## Task requirements
Rewrite the stretch from the start of the rows through the line containing "table-row (164, 235, 971, 268)", swapping each "row-number" for "row-id" and leaving everything else unchanged.

(Rows from a data collection)
------------------------------------------------

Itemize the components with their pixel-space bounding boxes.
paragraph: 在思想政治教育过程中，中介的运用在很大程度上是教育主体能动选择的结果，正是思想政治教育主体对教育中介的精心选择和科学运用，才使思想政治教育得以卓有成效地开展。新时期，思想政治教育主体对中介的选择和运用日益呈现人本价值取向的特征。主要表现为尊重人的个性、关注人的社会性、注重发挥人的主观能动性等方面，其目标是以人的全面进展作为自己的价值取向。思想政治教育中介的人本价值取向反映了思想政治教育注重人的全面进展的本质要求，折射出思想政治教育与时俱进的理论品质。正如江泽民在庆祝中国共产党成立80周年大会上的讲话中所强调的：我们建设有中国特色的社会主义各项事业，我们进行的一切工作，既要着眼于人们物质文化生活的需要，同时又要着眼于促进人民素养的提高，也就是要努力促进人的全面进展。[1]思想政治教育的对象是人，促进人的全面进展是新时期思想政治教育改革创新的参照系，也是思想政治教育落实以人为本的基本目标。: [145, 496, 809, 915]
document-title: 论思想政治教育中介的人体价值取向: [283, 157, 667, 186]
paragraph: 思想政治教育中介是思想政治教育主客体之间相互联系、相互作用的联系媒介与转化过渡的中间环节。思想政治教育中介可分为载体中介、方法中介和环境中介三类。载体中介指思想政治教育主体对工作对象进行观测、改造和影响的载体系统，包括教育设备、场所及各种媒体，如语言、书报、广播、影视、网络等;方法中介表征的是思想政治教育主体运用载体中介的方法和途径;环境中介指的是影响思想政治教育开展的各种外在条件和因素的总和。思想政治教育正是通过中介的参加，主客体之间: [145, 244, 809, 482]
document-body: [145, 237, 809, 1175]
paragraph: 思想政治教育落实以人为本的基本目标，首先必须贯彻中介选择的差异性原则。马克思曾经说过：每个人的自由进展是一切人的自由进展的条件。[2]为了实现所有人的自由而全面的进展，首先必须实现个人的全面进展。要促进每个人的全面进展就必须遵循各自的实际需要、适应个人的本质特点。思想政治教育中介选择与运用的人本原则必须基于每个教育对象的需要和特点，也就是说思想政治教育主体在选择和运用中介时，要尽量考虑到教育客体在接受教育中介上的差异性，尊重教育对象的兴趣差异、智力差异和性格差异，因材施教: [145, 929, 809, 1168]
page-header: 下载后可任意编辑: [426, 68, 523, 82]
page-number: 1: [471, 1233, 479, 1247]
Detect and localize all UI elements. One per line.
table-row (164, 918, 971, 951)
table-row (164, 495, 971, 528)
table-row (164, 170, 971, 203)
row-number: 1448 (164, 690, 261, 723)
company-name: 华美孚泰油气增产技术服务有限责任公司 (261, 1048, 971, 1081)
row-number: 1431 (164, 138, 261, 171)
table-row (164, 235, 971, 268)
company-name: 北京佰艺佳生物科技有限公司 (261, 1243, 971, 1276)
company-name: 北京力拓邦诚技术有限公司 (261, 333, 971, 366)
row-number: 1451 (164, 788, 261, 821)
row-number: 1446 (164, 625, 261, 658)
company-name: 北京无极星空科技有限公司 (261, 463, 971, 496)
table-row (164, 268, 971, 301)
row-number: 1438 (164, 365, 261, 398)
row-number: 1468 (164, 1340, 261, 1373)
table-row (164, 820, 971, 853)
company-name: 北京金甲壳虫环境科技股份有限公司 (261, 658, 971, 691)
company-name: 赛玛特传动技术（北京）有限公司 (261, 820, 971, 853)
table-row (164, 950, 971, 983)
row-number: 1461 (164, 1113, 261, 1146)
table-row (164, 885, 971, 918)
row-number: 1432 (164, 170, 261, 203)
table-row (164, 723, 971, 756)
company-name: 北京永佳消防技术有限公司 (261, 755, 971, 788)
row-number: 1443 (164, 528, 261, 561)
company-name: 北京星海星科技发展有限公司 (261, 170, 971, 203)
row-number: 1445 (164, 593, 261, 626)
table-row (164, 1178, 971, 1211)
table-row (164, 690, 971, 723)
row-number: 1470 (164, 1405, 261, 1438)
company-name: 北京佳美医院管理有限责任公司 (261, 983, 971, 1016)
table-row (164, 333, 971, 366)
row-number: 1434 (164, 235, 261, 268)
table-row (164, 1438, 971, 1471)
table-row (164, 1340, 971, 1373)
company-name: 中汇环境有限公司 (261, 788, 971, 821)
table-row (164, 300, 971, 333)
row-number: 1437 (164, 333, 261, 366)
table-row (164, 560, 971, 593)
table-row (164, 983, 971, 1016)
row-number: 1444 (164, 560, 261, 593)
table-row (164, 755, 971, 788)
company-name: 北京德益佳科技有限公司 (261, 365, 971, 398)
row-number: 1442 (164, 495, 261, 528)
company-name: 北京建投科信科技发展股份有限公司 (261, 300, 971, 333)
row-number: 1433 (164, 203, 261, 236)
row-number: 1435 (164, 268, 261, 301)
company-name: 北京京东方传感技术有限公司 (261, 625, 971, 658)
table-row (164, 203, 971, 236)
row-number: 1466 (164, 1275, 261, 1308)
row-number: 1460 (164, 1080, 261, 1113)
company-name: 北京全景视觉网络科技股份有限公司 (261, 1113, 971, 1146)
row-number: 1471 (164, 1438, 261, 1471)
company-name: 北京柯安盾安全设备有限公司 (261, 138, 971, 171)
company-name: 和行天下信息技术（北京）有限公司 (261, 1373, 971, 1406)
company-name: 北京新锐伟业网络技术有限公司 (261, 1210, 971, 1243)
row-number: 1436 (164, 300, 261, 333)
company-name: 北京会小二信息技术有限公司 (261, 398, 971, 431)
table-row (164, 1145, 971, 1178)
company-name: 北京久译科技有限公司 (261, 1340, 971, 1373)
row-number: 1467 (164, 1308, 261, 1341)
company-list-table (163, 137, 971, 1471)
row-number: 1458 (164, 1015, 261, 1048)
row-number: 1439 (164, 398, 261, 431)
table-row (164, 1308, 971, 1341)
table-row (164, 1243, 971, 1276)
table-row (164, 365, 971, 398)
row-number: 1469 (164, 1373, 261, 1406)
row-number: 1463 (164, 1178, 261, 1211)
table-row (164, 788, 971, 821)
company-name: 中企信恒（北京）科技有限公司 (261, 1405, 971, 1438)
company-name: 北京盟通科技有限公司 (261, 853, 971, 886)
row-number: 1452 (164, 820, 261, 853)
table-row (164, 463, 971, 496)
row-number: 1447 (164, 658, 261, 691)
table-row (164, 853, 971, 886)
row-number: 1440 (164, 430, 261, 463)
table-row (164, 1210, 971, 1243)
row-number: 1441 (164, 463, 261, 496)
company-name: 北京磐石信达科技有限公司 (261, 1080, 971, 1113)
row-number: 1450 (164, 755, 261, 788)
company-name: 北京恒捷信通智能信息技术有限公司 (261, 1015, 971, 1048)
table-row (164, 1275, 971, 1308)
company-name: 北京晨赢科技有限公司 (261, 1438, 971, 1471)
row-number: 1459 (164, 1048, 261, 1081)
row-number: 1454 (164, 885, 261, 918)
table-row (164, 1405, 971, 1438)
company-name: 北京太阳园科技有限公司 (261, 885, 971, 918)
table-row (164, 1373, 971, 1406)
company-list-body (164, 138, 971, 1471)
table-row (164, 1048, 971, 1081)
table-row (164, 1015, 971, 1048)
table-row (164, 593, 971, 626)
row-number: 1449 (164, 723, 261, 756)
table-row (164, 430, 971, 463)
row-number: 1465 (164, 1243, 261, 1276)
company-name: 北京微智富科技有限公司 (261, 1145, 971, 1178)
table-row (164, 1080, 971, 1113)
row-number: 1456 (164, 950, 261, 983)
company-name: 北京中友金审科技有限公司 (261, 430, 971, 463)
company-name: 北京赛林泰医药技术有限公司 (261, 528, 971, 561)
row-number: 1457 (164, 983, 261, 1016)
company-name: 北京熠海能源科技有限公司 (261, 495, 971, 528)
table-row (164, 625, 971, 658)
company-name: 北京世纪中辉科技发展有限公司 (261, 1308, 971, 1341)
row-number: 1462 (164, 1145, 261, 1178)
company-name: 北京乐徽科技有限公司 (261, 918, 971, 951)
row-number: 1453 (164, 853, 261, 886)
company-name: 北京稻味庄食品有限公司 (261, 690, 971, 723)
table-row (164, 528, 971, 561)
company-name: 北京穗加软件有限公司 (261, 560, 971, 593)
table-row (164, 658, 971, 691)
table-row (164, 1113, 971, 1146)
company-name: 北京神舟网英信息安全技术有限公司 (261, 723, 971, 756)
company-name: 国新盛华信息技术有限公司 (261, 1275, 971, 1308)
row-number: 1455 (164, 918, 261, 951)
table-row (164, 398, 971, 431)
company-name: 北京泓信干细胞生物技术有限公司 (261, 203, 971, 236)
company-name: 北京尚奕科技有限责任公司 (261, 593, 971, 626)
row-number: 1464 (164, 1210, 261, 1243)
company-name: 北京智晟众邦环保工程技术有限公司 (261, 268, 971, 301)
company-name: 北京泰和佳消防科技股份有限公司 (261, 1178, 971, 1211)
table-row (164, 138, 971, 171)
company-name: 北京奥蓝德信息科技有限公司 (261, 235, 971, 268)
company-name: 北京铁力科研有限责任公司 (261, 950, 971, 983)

------------------------------------------------

## Result of this task
Itemize the components with their pixel-space bounding boxes.
paragraph: 在思想政治教育过程中，中介的运用在很大程度上是教育主体能动选择的结果，正是思想政治教育主体对教育中介的精心选择和科学运用，才使思想政治教育得以卓有成效地开展。新时期，思想政治教育主体对中介的选择和运用日益呈现人本价值取向的特征。主要表现为尊重人的个性、关注人的社会性、注重发挥人的主观能动性等方面，其目标是以人的全面进展作为自己的价值取向。思想政治教育中介的人本价值取向反映了思想政治教育注重人的全面进展的本质要求，折射出思想政治教育与时俱进的理论品质。正如江泽民在庆祝中国共产党成立80周年大会上的讲话中所强调的：我们建设有中国特色的社会主义各项事业，我们进行的一切工作，既要着眼于人们物质文化生活的需要，同时又要着眼于促进人民素养的提高，也就是要努力促进人的全面进展。[1]思想政治教育的对象是人，促进人的全面进展是新时期思想政治教育改革创新的参照系，也是思想政治教育落实以人为本的基本目标。: [145, 496, 809, 915]
document-title: 论思想政治教育中介的人体价值取向: [283, 157, 667, 186]
paragraph: 思想政治教育中介是思想政治教育主客体之间相互联系、相互作用的联系媒介与转化过渡的中间环节。思想政治教育中介可分为载体中介、方法中介和环境中介三类。载体中介指思想政治教育主体对工作对象进行观测、改造和影响的载体系统，包括教育设备、场所及各种媒体，如语言、书报、广播、影视、网络等;方法中介表征的是思想政治教育主体运用载体中介的方法和途径;环境中介指的是影响思想政治教育开展的各种外在条件和因素的总和。思想政治教育正是通过中介的参加，主客体之间: [145, 244, 809, 482]
document-body: [145, 237, 809, 1175]
paragraph: 思想政治教育落实以人为本的基本目标，首先必须贯彻中介选择的差异性原则。马克思曾经说过：每个人的自由进展是一切人的自由进展的条件。[2]为了实现所有人的自由而全面的进展，首先必须实现个人的全面进展。要促进每个人的全面进展就必须遵循各自的实际需要、适应个人的本质特点。思想政治教育中介选择与运用的人本原则必须基于每个教育对象的需要和特点，也就是说思想政治教育主体在选择和运用中介时，要尽量考虑到教育客体在接受教育中介上的差异性，尊重教育对象的兴趣差异、智力差异和性格差异，因材施教: [145, 929, 809, 1168]
page-header: 下载后可任意编辑: [426, 68, 523, 82]
page-number: 1: [471, 1233, 479, 1247]
Detect and localize all UI elements. One per line.
table-row (164, 918, 971, 951)
table-row (164, 495, 971, 528)
table-row (164, 170, 971, 203)
row-id: 1448 (164, 690, 261, 723)
company-name: 华美孚泰油气增产技术服务有限责任公司 (261, 1048, 971, 1081)
row-id: 1431 (164, 138, 261, 171)
table-row (164, 235, 971, 268)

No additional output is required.